===== Data shown =====
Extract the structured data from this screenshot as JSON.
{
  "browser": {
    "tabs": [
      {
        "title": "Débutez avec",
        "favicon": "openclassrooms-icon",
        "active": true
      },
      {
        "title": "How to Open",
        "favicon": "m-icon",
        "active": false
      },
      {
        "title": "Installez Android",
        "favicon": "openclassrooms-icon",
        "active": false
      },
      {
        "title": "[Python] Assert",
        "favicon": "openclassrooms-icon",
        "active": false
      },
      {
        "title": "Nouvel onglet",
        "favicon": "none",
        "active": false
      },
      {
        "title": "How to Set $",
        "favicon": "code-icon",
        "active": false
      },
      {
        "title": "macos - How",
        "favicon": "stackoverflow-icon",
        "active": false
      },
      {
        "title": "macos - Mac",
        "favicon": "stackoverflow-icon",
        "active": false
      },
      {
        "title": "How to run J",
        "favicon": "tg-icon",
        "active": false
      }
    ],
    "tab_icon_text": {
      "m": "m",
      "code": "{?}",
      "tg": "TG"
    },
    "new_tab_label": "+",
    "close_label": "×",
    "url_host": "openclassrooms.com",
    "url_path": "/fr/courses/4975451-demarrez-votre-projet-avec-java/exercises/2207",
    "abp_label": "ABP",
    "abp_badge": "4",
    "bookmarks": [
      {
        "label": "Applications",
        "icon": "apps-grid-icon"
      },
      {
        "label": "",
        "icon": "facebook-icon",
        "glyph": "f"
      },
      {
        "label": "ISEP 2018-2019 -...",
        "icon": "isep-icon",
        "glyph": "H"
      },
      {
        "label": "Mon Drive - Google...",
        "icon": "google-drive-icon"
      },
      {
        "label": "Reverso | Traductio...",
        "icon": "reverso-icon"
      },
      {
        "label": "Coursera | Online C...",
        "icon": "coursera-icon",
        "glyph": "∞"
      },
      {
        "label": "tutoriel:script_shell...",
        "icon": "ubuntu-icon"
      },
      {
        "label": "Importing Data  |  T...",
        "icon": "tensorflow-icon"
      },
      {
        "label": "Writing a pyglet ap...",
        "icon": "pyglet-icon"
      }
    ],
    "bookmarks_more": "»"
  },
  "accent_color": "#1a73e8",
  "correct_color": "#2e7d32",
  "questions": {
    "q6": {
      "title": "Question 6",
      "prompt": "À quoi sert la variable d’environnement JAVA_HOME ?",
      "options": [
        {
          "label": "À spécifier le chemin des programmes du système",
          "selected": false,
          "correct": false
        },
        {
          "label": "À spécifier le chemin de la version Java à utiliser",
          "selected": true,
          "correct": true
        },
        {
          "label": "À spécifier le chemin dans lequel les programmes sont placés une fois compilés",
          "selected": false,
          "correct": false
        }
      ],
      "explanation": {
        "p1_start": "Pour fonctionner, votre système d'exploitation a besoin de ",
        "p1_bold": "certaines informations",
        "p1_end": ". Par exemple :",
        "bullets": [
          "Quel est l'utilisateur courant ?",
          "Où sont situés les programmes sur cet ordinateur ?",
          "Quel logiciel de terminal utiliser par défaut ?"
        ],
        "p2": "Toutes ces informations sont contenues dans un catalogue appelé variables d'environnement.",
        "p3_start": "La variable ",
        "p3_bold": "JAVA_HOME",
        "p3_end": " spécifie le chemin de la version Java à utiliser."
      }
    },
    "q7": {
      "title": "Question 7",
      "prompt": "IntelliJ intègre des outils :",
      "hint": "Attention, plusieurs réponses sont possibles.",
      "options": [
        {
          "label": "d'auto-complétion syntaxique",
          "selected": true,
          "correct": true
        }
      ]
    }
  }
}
=====
-- What the task asks --
The word "dans" may turn up on some lines of these records; say how many, with no other words.

-- Solution for this exercise --
2